Start
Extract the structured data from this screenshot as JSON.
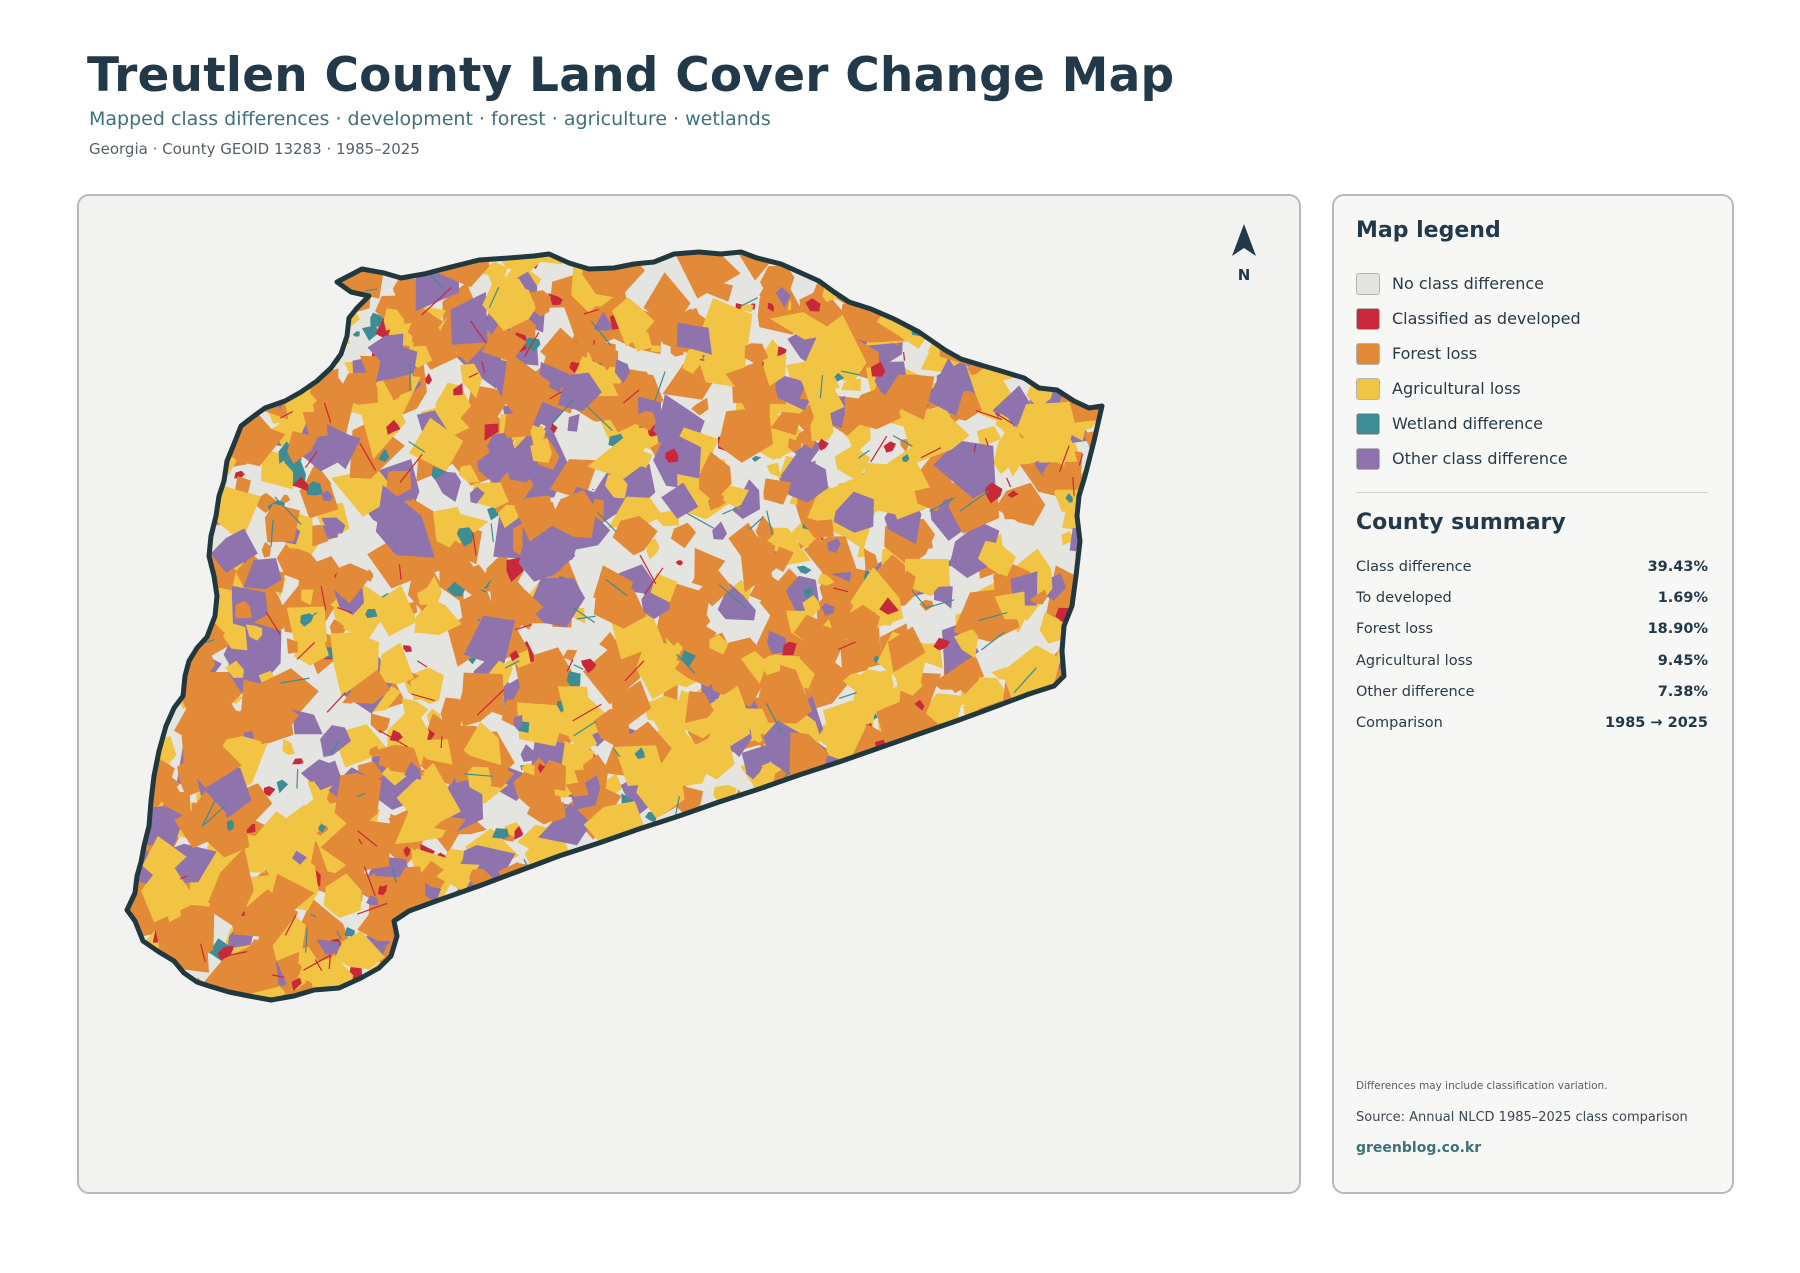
{
  "header": {
    "title": "Treutlen County Land Cover Change Map",
    "subtitle": "Mapped class differences · development · forest · agriculture · wetlands",
    "meta": "Georgia · County GEOID 13283 · 1985–2025"
  },
  "map": {
    "north_label": "N",
    "colors": {
      "no_change": "#e4e4e1",
      "developed": "#c9283a",
      "forest_loss": "#e28a37",
      "agricultural_loss": "#f2c443",
      "wetland": "#3e8d95",
      "other": "#8f73ad",
      "outline": "#22383f"
    }
  },
  "legend": {
    "title": "Map legend",
    "items": [
      {
        "label": "No class difference",
        "color": "#e4e4e1"
      },
      {
        "label": "Classified as developed",
        "color": "#c9283a"
      },
      {
        "label": "Forest loss",
        "color": "#e28a37"
      },
      {
        "label": "Agricultural loss",
        "color": "#f2c443"
      },
      {
        "label": "Wetland difference",
        "color": "#3e8d95"
      },
      {
        "label": "Other class difference",
        "color": "#8f73ad"
      }
    ]
  },
  "summary": {
    "title": "County summary",
    "rows": [
      {
        "label": "Class difference",
        "value": "39.43%"
      },
      {
        "label": "To developed",
        "value": "1.69%"
      },
      {
        "label": "Forest loss",
        "value": "18.90%"
      },
      {
        "label": "Agricultural loss",
        "value": "9.45%"
      },
      {
        "label": "Other difference",
        "value": "7.38%"
      },
      {
        "label": "Comparison",
        "value": "1985 → 2025"
      }
    ]
  },
  "footer": {
    "note": "Differences may include classification variation.",
    "source": "Source: Annual NLCD 1985–2025 class comparison",
    "brand": "greenblog.co.kr"
  }
}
End
**Objective**
In the entries above, find each line with the word "value" and show it.

**Full response**
        "value": "39.43%"
        "value": "1.69%"
        "value": "18.90%"
        "value": "9.45%"
        "value": "7.38%"
        "value": "1985 → 2025"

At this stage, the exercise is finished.